Look through the material below. Copy every line with the string "antis" in it.

Items from a dataset:
□ □ □ □ □

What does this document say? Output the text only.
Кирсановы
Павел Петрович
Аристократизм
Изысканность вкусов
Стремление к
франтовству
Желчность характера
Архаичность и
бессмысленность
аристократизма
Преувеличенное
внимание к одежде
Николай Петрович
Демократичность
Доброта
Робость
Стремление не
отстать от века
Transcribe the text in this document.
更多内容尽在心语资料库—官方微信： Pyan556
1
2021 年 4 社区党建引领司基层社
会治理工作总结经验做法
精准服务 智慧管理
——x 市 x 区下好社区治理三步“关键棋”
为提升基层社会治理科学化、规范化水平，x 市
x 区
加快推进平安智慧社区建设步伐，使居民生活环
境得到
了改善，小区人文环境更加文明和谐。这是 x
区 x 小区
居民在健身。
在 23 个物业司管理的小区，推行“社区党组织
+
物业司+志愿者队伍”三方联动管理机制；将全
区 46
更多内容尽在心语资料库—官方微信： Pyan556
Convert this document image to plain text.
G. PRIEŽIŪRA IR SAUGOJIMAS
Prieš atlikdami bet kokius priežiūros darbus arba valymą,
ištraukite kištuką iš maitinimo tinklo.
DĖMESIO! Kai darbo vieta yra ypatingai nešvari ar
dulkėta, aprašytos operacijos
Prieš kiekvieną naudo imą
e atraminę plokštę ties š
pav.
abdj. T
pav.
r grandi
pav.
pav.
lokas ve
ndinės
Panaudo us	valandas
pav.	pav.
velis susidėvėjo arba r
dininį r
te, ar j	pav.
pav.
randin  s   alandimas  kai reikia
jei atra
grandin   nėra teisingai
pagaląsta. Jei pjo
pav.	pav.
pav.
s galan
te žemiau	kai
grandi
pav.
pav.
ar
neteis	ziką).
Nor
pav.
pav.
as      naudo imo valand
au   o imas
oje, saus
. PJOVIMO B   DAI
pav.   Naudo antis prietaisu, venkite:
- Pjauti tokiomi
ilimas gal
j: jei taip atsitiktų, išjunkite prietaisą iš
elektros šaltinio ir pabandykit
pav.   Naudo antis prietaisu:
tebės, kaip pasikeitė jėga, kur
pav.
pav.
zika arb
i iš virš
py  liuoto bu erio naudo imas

□ □ □ □ □

Result below.
pav.   Naudo antis prietaisu, venkite:
pav.   Naudo antis prietaisu:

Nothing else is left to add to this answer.